#### Objective:
Reproduce every line in the listing that contains the word "Umowy".

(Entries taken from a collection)
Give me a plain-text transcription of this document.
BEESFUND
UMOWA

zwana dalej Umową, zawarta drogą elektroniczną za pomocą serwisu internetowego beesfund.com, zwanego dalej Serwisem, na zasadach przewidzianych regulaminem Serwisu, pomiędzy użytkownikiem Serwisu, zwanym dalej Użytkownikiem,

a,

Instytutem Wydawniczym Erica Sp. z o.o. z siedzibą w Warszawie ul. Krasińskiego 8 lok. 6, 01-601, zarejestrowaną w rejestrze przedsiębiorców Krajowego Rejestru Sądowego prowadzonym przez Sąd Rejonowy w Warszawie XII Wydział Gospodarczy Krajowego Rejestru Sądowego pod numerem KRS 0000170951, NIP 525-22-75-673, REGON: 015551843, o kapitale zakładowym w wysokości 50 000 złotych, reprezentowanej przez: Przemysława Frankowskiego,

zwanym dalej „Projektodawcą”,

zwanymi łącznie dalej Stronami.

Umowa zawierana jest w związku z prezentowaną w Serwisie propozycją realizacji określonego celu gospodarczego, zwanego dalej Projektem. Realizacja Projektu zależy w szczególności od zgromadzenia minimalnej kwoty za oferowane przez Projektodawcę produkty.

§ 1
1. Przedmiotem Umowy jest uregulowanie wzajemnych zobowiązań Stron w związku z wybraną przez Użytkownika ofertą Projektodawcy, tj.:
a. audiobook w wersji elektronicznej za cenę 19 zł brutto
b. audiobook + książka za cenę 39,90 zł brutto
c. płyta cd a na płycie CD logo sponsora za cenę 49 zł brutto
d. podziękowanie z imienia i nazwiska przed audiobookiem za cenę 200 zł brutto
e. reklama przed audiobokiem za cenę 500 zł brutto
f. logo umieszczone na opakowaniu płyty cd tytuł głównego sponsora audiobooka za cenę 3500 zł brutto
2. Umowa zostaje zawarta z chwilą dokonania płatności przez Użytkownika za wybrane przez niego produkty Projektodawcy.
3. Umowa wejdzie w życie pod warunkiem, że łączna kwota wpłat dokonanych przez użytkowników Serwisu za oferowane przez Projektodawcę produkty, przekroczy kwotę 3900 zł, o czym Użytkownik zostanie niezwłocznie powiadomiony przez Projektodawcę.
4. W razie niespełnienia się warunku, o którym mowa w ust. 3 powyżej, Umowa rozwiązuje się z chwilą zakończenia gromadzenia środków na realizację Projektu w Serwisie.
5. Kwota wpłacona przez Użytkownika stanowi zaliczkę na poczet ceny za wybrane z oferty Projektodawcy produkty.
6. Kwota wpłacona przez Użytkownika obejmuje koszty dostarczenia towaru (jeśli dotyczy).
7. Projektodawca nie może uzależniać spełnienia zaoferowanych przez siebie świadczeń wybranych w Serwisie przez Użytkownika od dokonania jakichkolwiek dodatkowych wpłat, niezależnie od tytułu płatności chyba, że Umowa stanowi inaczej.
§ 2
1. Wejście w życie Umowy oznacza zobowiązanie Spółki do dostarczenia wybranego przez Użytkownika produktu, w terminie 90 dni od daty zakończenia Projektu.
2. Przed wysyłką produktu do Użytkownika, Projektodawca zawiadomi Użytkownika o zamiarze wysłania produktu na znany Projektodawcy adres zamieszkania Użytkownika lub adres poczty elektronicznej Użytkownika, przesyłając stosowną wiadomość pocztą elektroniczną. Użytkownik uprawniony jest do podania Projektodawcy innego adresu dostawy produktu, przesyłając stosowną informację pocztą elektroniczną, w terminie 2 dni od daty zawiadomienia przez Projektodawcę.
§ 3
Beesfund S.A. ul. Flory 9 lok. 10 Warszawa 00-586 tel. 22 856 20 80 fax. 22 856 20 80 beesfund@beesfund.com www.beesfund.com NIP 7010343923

#### Task answer:
1. Przedmiotem Umowy jest uregulowanie wzajemnych zobowiązań Stron w związku z wybraną przez Użytkownika ofertą Projektodawcy, tj.:
1. Wejście w życie Umowy oznacza zobowiązanie Spółki do dostarczenia wybranego przez Użytkownika produktu, w terminie 90 dni od daty zakończenia Projektu.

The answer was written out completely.